Write out the listing below again, precisely as it is given.
___ Data rows
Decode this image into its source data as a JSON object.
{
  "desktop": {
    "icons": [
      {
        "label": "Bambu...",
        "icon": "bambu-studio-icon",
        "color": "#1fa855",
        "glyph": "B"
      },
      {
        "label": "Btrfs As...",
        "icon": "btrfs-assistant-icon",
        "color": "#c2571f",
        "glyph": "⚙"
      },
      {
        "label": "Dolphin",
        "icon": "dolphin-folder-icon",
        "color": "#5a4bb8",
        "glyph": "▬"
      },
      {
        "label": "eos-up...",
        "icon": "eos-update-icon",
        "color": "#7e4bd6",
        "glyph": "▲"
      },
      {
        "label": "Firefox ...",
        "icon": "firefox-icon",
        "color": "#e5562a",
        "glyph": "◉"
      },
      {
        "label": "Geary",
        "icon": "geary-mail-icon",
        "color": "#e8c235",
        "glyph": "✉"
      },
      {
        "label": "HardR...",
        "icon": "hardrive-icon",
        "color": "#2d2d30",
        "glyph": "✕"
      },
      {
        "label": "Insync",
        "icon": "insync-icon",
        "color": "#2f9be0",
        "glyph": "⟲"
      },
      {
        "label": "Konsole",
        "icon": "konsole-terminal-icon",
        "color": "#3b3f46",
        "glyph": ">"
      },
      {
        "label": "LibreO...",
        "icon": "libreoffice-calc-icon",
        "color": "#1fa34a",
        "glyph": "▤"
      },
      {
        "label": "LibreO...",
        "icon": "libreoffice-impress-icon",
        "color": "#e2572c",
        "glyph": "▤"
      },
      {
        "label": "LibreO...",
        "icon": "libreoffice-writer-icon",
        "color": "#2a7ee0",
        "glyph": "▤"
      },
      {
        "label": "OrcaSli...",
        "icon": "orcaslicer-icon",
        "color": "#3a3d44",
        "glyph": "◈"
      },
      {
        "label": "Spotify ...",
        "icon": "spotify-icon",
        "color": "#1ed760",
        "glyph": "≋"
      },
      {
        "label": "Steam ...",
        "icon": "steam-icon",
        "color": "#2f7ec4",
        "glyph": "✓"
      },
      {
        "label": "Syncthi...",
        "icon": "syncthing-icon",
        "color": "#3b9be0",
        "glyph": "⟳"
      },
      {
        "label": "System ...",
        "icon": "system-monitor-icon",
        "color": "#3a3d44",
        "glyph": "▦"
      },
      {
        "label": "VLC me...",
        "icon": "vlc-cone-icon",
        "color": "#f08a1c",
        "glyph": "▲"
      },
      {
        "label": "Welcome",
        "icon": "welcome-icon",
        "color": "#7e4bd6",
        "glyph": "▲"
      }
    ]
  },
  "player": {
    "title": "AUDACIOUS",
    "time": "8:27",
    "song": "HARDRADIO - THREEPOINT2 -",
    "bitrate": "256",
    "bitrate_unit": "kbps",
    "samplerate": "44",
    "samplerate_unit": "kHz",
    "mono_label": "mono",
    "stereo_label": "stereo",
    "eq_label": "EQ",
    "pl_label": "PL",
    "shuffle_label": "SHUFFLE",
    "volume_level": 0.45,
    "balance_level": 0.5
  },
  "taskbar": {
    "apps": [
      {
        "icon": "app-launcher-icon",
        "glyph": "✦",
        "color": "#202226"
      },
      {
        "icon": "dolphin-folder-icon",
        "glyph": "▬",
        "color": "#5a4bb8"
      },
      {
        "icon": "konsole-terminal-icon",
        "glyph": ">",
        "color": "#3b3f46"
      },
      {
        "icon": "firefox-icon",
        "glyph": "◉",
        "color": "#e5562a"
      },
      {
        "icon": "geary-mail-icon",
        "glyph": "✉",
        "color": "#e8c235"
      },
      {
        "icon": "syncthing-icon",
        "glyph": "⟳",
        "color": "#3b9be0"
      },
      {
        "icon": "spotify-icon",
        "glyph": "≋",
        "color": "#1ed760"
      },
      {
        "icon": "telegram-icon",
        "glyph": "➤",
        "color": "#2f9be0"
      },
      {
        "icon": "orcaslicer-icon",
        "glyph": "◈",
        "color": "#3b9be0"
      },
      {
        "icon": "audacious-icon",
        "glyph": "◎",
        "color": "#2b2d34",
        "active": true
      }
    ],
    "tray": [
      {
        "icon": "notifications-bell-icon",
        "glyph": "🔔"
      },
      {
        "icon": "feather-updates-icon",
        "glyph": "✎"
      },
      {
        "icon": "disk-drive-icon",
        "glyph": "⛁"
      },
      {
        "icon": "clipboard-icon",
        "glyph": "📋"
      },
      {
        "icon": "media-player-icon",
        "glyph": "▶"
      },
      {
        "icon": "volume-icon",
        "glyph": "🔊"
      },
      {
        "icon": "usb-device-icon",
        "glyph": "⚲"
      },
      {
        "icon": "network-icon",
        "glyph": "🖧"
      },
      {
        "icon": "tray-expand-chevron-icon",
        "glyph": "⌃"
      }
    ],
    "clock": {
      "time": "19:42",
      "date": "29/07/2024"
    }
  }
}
______
» **Task solution**
Decode this image into its source data as a JSON object.
{
  "desktop": {
    "icons": [
      {
        "label": "Bambu...",
        "icon": "bambu-studio-icon",
        "color": "#1fa855",
        "glyph": "B"
      },
      {
        "label": "Btrfs As...",
        "icon": "btrfs-assistant-icon",
        "color": "#c2571f",
        "glyph": "⚙"
      },
      {
        "label": "Dolphin",
        "icon": "dolphin-folder-icon",
        "color": "#5a4bb8",
        "glyph": "▬"
      },
      {
        "label": "eos-up...",
        "icon": "eos-update-icon",
        "color": "#7e4bd6",
        "glyph": "▲"
      },
      {
        "label": "Firefox ...",
        "icon": "firefox-icon",
        "color": "#e5562a",
        "glyph": "◉"
      },
      {
        "label": "Geary",
        "icon": "geary-mail-icon",
        "color": "#e8c235",
        "glyph": "✉"
      },
      {
        "label": "HardR...",
        "icon": "hardrive-icon",
        "color": "#2d2d30",
        "glyph": "✕"
      },
      {
        "label": "Insync",
        "icon": "insync-icon",
        "color": "#2f9be0",
        "glyph": "⟲"
      },
      {
        "label": "Konsole",
        "icon": "konsole-terminal-icon",
        "color": "#3b3f46",
        "glyph": ">"
      },
      {
        "label": "LibreO...",
        "icon": "libreoffice-calc-icon",
        "color": "#1fa34a",
        "glyph": "▤"
      },
      {
        "label": "LibreO...",
        "icon": "libreoffice-impress-icon",
        "color": "#e2572c",
        "glyph": "▤"
      },
      {
        "label": "LibreO...",
        "icon": "libreoffice-writer-icon",
        "color": "#2a7ee0",
        "glyph": "▤"
      },
      {
        "label": "OrcaSli...",
        "icon": "orcaslicer-icon",
        "color": "#3a3d44",
        "glyph": "◈"
      },
      {
        "label": "Spotify ...",
        "icon": "spotify-icon",
        "color": "#1ed760",
        "glyph": "≋"
      },
      {
        "label": "Steam ...",
        "icon": "steam-icon",
        "color": "#2f7ec4",
        "glyph": "✓"
      },
      {
        "label": "Syncthi...",
        "icon": "syncthing-icon",
        "color": "#3b9be0",
        "glyph": "⟳"
      },
      {
        "label": "System ...",
        "icon": "system-monitor-icon",
        "color": "#3a3d44",
        "glyph": "▦"
      },
      {
        "label": "VLC me...",
        "icon": "vlc-cone-icon",
        "color": "#f08a1c",
        "glyph": "▲"
      },
      {
        "label": "Welcome",
        "icon": "welcome-icon",
        "color": "#7e4bd6",
        "glyph": "▲"
      }
    ]
  },
  "player": {
    "title": "AUDACIOUS",
    "time": "8:27",
    "song": "HARDRADIO - THREEPOINT2 -",
    "bitrate": "256",
    "bitrate_unit": "kbps",
    "samplerate": "44",
    "samplerate_unit": "kHz",
    "mono_label": "mono",
    "stereo_label": "stereo",
    "eq_label": "EQ",
    "pl_label": "PL",
    "shuffle_label": "SHUFFLE",
    "volume_level": 0.45,
    "balance_level": 0.5
  },
  "taskbar": {
    "apps": [
      {
        "icon": "app-launcher-icon",
        "glyph": "✦",
        "color": "#202226"
      },
      {
        "icon": "dolphin-folder-icon",
        "glyph": "▬",
        "color": "#5a4bb8"
      },
      {
        "icon": "konsole-terminal-icon",
        "glyph": ">",
        "color": "#3b3f46"
      },
      {
        "icon": "firefox-icon",
        "glyph": "◉",
        "color": "#e5562a"
      },
      {
        "icon": "geary-mail-icon",
        "glyph": "✉",
        "color": "#e8c235"
      },
      {
        "icon": "syncthing-icon",
        "glyph": "⟳",
        "color": "#3b9be0"
      },
      {
        "icon": "spotify-icon",
        "glyph": "≋",
        "color": "#1ed760"
      },
      {
        "icon": "telegram-icon",
        "glyph": "➤",
        "color": "#2f9be0"
      },
      {
        "icon": "orcaslicer-icon",
        "glyph": "◈",
        "color": "#3b9be0"
      },
      {
        "icon": "audacious-icon",
        "glyph": "◎",
        "color": "#2b2d34",
        "active": true
      }
    ],
    "tray": [
      {
        "icon": "notifications-bell-icon",
        "glyph": "🔔"
      },
      {
        "icon": "feather-updates-icon",
        "glyph": "✎"
      },
      {
        "icon": "disk-drive-icon",
        "glyph": "⛁"
      },
      {
        "icon": "clipboard-icon",
        "glyph": "📋"
      },
      {
        "icon": "media-player-icon",
        "glyph": "▶"
      },
      {
        "icon": "volume-icon",
        "glyph": "🔊"
      },
      {
        "icon": "usb-device-icon",
        "glyph": "⚲"
      },
      {
        "icon": "network-icon",
        "glyph": "🖧"
      },
      {
        "icon": "tray-expand-chevron-icon",
        "glyph": "⌃"
      }
    ],
    "clock": {
      "time": "19:42",
      "date": "29/07/2024"
    }
  }
}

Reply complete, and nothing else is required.